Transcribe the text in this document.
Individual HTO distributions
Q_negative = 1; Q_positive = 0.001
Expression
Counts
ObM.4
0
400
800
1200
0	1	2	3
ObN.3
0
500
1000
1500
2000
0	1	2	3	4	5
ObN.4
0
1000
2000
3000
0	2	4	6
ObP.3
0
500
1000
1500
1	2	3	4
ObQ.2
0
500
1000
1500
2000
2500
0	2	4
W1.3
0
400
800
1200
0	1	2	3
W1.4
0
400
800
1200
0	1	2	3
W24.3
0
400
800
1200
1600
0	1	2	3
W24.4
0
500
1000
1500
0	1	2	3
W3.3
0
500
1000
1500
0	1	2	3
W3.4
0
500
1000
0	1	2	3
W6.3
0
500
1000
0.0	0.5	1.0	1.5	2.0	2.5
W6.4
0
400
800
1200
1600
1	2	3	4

Exercise task =
Write out every entry word for word.

Answer to this exercise =
Transcribe the text in this document.
Individual HTO distributions
Q_negative = 1; Q_positive = 0.001
Expression
Counts
ObM.4
0
400
800
1200
0	1	2	3
ObN.3
0
500
1000
1500
2000
0	1	2	3	4	5
ObN.4
0
1000
2000
3000
0	2	4	6
ObP.3
0
500
1000
1500
1	2	3	4
ObQ.2
0
500
1000
1500
2000
2500
0	2	4
W1.3
0
400
800
1200
0	1	2	3
W1.4
0
400
800
1200
0	1	2	3
W24.3
0
400
800
1200
1600
0	1	2	3
W24.4
0
500
1000
1500
0	1	2	3
W3.3
0
500
1000
1500
0	1	2	3
W3.4
0
500
1000
0	1	2	3
W6.3
0
500
1000
0.0	0.5	1.0	1.5	2.0	2.5
W6.4
0
400
800
1200
1600
1	2	3	4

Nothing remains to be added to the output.